Return every record exactly as written.

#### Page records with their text
::::

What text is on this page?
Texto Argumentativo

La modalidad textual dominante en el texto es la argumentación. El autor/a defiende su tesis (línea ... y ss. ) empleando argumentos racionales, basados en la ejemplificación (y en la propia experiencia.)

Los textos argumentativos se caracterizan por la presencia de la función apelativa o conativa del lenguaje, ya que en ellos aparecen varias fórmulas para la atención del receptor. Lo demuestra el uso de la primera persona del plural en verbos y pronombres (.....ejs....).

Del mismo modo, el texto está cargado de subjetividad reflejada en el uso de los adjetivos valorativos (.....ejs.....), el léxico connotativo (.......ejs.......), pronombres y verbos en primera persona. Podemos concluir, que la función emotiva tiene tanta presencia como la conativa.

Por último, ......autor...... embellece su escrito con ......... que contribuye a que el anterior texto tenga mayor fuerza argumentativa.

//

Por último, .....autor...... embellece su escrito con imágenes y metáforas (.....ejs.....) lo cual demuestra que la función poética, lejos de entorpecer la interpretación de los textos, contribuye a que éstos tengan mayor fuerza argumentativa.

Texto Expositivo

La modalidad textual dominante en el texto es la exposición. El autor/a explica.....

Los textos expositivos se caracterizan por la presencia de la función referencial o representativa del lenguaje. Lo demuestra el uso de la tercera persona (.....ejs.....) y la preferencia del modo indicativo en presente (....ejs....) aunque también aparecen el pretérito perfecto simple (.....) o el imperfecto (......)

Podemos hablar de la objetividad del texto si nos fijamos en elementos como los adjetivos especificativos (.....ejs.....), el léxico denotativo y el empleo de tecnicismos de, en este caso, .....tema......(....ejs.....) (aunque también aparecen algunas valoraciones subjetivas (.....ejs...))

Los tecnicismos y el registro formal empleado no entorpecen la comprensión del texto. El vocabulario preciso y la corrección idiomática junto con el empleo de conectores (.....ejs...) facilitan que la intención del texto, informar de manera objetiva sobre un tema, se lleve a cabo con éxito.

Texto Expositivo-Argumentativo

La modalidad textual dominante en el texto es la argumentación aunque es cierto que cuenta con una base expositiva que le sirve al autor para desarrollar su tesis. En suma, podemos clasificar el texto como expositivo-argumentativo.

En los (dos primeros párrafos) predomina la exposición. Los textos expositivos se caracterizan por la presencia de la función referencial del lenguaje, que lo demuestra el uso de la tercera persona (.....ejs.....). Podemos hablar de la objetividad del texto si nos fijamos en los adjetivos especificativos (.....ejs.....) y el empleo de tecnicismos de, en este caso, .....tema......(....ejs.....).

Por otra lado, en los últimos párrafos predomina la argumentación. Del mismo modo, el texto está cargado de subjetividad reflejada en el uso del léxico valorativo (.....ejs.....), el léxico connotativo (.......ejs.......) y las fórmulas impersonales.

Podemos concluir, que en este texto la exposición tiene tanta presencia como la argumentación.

::::

#### RESPONSE
What text is on this page?
Texto Argumentativo

La modalidad textual dominante en el texto es la argumentación. El autor/a defiende su tesis (línea ... y ss. ) empleando argumentos racionales, basados en la ejemplificación (y en la propia experiencia.)

Los textos argumentativos se caracterizan por la presencia de la función apelativa o conativa del lenguaje, ya que en ellos aparecen varias fórmulas para la atención del receptor. Lo demuestra el uso de la primera persona del plural en verbos y pronombres (.....ejs....).

Del mismo modo, el texto está cargado de subjetividad reflejada en el uso de los adjetivos valorativos (.....ejs.....), el léxico connotativo (.......ejs.......), pronombres y verbos en primera persona. Podemos concluir, que la función emotiva tiene tanta presencia como la conativa.

Por último, ......autor...... embellece su escrito con ......... que contribuye a que el anterior texto tenga mayor fuerza argumentativa.

//

Por último, .....autor...... embellece su escrito con imágenes y metáforas (.....ejs.....) lo cual demuestra que la función poética, lejos de entorpecer la interpretación de los textos, contribuye a que éstos tengan mayor fuerza argumentativa.

Texto Expositivo

La modalidad textual dominante en el texto es la exposición. El autor/a explica.....

Los textos expositivos se caracterizan por la presencia de la función referencial o representativa del lenguaje. Lo demuestra el uso de la tercera persona (.....ejs.....) y la preferencia del modo indicativo en presente (....ejs....) aunque también aparecen el pretérito perfecto simple (.....) o el imperfecto (......)

Podemos hablar de la objetividad del texto si nos fijamos en elementos como los adjetivos especificativos (.....ejs.....), el léxico denotativo y el empleo de tecnicismos de, en este caso, .....tema......(....ejs.....) (aunque también aparecen algunas valoraciones subjetivas (.....ejs...))

Los tecnicismos y el registro formal empleado no entorpecen la comprensión del texto. El vocabulario preciso y la corrección idiomática junto con el empleo de conectores (.....ejs...) facilitan que la intención del texto, informar de manera objetiva sobre un tema, se lleve a cabo con éxito.

Texto Expositivo-Argumentativo

La modalidad textual dominante en el texto es la argumentación aunque es cierto que cuenta con una base expositiva que le sirve al autor para desarrollar su tesis. En suma, podemos clasificar el texto como expositivo-argumentativo.

En los (dos primeros párrafos) predomina la exposición. Los textos expositivos se caracterizan por la presencia de la función referencial del lenguaje, que lo demuestra el uso de la tercera persona (.....ejs.....). Podemos hablar de la objetividad del texto si nos fijamos en los adjetivos especificativos (.....ejs.....) y el empleo de tecnicismos de, en este caso, .....tema......(....ejs.....).

Por otra lado, en los últimos párrafos predomina la argumentación. Del mismo modo, el texto está cargado de subjetividad reflejada en el uso del léxico valorativo (.....ejs.....), el léxico connotativo (.......ejs.......) y las fórmulas impersonales.

Podemos concluir, que en este texto la exposición tiene tanta presencia como la argumentación.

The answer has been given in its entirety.